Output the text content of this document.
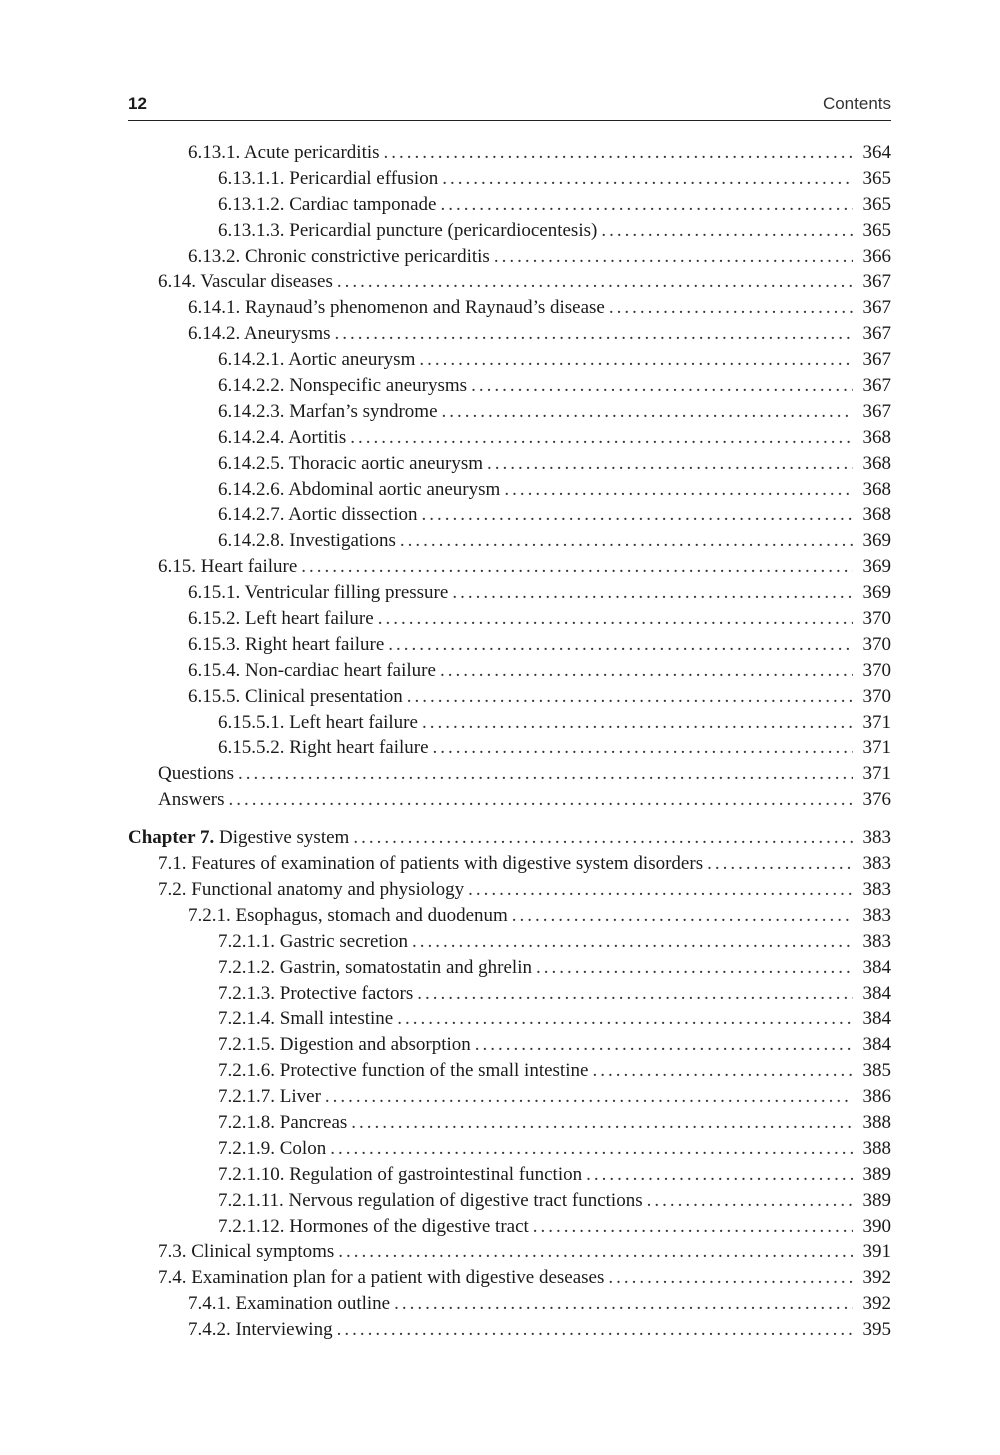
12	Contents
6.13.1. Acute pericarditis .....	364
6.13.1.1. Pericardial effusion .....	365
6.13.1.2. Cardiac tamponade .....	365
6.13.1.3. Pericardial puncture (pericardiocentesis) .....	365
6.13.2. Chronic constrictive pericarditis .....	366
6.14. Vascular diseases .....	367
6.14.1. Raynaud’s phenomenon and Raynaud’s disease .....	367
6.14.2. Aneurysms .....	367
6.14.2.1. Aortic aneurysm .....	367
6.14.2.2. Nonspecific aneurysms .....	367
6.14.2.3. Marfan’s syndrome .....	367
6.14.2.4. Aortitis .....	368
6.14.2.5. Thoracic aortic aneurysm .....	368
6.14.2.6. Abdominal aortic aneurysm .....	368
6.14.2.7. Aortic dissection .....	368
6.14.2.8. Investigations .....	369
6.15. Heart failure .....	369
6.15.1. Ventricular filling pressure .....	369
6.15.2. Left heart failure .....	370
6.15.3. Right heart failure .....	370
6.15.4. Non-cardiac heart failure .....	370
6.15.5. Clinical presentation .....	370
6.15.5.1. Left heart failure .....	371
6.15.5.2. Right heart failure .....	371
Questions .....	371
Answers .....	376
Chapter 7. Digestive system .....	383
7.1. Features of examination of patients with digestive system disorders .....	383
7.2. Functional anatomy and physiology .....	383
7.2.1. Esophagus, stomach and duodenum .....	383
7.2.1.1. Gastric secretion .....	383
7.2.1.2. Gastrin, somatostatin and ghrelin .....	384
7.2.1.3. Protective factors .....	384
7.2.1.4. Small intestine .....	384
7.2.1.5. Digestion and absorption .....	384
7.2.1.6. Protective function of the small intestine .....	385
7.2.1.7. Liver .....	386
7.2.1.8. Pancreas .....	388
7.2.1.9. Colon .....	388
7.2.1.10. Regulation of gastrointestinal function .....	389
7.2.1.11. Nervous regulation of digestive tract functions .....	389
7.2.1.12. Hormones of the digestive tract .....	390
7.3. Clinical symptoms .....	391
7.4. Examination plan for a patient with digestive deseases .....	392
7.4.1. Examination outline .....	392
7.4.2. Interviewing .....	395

####

What to produce
Using the listing above, gather each line that holds the string "system" and copy it.

Written solution
Chapter 7. Digestive system .....	383
7.1. Features of examination of patients with digestive system disorders .....	383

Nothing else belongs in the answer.